● **Written problem**
Reproduce every record below exactly as written, leaving out any pictures.

--- Begin ---

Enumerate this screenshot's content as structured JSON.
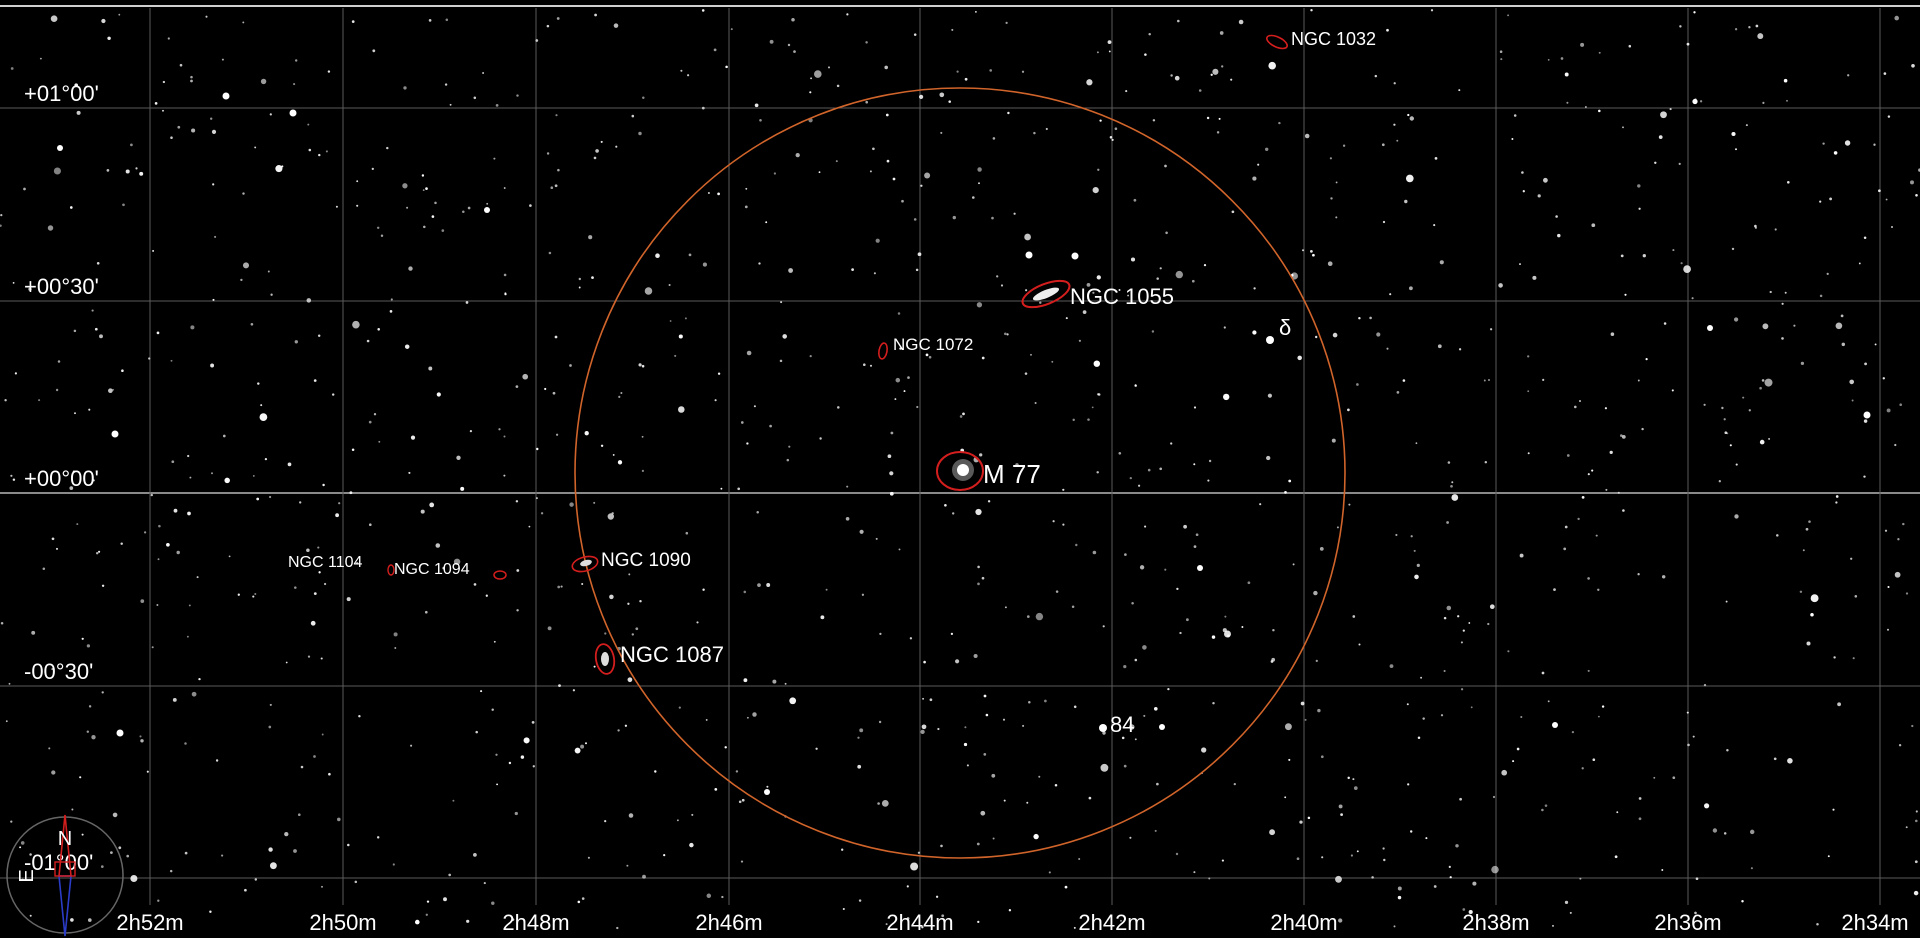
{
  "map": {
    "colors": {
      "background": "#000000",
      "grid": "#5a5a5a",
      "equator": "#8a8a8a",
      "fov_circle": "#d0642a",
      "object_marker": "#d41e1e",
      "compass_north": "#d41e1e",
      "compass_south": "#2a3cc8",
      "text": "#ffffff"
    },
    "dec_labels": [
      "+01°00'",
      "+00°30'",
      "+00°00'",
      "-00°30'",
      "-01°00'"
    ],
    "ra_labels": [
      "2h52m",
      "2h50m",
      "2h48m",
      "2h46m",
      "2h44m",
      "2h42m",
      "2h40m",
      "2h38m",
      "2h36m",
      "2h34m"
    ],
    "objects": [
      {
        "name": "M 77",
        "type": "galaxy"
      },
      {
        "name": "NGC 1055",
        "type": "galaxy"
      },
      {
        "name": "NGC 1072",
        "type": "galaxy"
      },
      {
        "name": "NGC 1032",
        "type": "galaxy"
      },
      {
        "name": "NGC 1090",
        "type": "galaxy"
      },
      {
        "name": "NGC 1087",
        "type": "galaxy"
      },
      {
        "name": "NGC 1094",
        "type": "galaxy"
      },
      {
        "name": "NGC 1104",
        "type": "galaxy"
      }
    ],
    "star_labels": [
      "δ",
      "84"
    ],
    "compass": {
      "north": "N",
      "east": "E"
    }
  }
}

--- End ---

● **Task result**
Enumerate this screenshot's content as structured JSON.
{
  "map": {
    "colors": {
      "background": "#000000",
      "grid": "#5a5a5a",
      "equator": "#8a8a8a",
      "fov_circle": "#d0642a",
      "object_marker": "#d41e1e",
      "compass_north": "#d41e1e",
      "compass_south": "#2a3cc8",
      "text": "#ffffff"
    },
    "dec_labels": [
      "+01°00'",
      "+00°30'",
      "+00°00'",
      "-00°30'",
      "-01°00'"
    ],
    "ra_labels": [
      "2h52m",
      "2h50m",
      "2h48m",
      "2h46m",
      "2h44m",
      "2h42m",
      "2h40m",
      "2h38m",
      "2h36m",
      "2h34m"
    ],
    "objects": [
      {
        "name": "M 77",
        "type": "galaxy"
      },
      {
        "name": "NGC 1055",
        "type": "galaxy"
      },
      {
        "name": "NGC 1072",
        "type": "galaxy"
      },
      {
        "name": "NGC 1032",
        "type": "galaxy"
      },
      {
        "name": "NGC 1090",
        "type": "galaxy"
      },
      {
        "name": "NGC 1087",
        "type": "galaxy"
      },
      {
        "name": "NGC 1094",
        "type": "galaxy"
      },
      {
        "name": "NGC 1104",
        "type": "galaxy"
      }
    ],
    "star_labels": [
      "δ",
      "84"
    ],
    "compass": {
      "north": "N",
      "east": "E"
    }
  }
}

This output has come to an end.